▶ Directions
Repeat all entries exactly.

▶ Data to use
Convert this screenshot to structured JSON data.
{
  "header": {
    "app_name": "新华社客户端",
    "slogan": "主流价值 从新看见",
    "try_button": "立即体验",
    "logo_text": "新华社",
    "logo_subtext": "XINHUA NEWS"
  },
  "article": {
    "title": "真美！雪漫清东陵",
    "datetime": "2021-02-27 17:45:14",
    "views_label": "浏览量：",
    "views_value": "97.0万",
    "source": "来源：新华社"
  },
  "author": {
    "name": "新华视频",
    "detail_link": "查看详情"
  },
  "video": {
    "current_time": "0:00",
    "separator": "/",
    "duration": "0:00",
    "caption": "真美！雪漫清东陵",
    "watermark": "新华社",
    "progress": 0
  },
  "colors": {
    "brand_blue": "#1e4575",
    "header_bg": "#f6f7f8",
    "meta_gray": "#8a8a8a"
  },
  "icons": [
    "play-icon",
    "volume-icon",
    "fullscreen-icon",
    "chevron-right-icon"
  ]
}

▶ Output
Convert this screenshot to structured JSON data.
{
  "header": {
    "app_name": "新华社客户端",
    "slogan": "主流价值 从新看见",
    "try_button": "立即体验",
    "logo_text": "新华社",
    "logo_subtext": "XINHUA NEWS"
  },
  "article": {
    "title": "真美！雪漫清东陵",
    "datetime": "2021-02-27 17:45:14",
    "views_label": "浏览量：",
    "views_value": "97.0万",
    "source": "来源：新华社"
  },
  "author": {
    "name": "新华视频",
    "detail_link": "查看详情"
  },
  "video": {
    "current_time": "0:00",
    "separator": "/",
    "duration": "0:00",
    "caption": "真美！雪漫清东陵",
    "watermark": "新华社",
    "progress": 0
  },
  "colors": {
    "brand_blue": "#1e4575",
    "header_bg": "#f6f7f8",
    "meta_gray": "#8a8a8a"
  },
  "icons": [
    "play-icon",
    "volume-icon",
    "fullscreen-icon",
    "chevron-right-icon"
  ]
}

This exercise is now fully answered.